* [Brief]:
Below are entries; tally how many lines hold the string "color" and answer with only that figure.

══ Material for this task ══

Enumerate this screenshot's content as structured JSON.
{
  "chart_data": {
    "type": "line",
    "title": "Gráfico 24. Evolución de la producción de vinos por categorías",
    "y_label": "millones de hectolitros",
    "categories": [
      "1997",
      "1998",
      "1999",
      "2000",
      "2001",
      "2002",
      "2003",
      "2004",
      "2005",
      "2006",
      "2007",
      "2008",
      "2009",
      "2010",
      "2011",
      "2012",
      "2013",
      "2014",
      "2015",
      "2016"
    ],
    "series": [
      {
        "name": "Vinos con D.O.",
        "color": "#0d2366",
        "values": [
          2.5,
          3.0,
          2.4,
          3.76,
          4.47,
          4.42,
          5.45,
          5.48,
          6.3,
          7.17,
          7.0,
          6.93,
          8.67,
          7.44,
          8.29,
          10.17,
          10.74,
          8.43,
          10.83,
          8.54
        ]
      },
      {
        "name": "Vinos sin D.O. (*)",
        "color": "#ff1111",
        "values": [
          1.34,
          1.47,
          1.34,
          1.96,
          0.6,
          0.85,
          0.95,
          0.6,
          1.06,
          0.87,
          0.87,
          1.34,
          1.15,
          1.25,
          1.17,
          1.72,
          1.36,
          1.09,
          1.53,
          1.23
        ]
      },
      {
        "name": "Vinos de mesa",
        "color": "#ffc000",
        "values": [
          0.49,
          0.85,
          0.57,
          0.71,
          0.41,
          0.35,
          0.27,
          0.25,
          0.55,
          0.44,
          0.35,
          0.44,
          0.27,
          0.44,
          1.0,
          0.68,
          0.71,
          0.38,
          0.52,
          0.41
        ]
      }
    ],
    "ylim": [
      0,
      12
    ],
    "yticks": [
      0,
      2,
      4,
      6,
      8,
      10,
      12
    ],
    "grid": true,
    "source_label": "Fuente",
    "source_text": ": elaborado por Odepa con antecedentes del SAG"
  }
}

═══

* [Worked answer]:
3